What follows is a set of records; repeat all of them exactly.

== Entries provided

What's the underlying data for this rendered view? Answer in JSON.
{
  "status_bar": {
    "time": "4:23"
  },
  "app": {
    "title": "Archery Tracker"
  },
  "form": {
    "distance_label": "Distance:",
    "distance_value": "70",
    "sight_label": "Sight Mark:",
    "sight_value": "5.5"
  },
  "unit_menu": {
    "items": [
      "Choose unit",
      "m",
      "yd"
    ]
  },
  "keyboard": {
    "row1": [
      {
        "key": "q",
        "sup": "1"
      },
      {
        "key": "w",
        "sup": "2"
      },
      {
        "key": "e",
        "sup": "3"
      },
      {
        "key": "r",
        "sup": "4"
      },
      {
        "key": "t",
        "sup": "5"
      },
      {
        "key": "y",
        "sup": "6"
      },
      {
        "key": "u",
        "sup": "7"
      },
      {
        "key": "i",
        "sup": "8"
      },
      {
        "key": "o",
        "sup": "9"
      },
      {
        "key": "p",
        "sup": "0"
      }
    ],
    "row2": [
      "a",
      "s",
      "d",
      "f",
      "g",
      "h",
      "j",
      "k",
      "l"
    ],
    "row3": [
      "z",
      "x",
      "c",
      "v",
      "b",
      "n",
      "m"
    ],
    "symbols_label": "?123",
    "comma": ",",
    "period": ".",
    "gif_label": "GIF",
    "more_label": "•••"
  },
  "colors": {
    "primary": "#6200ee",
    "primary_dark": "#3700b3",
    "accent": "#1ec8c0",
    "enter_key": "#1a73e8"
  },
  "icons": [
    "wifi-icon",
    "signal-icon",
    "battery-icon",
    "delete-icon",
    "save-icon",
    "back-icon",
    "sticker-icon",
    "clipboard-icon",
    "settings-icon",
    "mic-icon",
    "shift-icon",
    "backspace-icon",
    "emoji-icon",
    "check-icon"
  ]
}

====

Response -
What's the underlying data for this rendered view? Answer in JSON.
{
  "status_bar": {
    "time": "4:23"
  },
  "app": {
    "title": "Archery Tracker"
  },
  "form": {
    "distance_label": "Distance:",
    "distance_value": "70",
    "sight_label": "Sight Mark:",
    "sight_value": "5.5"
  },
  "unit_menu": {
    "items": [
      "Choose unit",
      "m",
      "yd"
    ]
  },
  "keyboard": {
    "row1": [
      {
        "key": "q",
        "sup": "1"
      },
      {
        "key": "w",
        "sup": "2"
      },
      {
        "key": "e",
        "sup": "3"
      },
      {
        "key": "r",
        "sup": "4"
      },
      {
        "key": "t",
        "sup": "5"
      },
      {
        "key": "y",
        "sup": "6"
      },
      {
        "key": "u",
        "sup": "7"
      },
      {
        "key": "i",
        "sup": "8"
      },
      {
        "key": "o",
        "sup": "9"
      },
      {
        "key": "p",
        "sup": "0"
      }
    ],
    "row2": [
      "a",
      "s",
      "d",
      "f",
      "g",
      "h",
      "j",
      "k",
      "l"
    ],
    "row3": [
      "z",
      "x",
      "c",
      "v",
      "b",
      "n",
      "m"
    ],
    "symbols_label": "?123",
    "comma": ",",
    "period": ".",
    "gif_label": "GIF",
    "more_label": "•••"
  },
  "colors": {
    "primary": "#6200ee",
    "primary_dark": "#3700b3",
    "accent": "#1ec8c0",
    "enter_key": "#1a73e8"
  },
  "icons": [
    "wifi-icon",
    "signal-icon",
    "battery-icon",
    "delete-icon",
    "save-icon",
    "back-icon",
    "sticker-icon",
    "clipboard-icon",
    "settings-icon",
    "mic-icon",
    "shift-icon",
    "backspace-icon",
    "emoji-icon",
    "check-icon"
  ]
}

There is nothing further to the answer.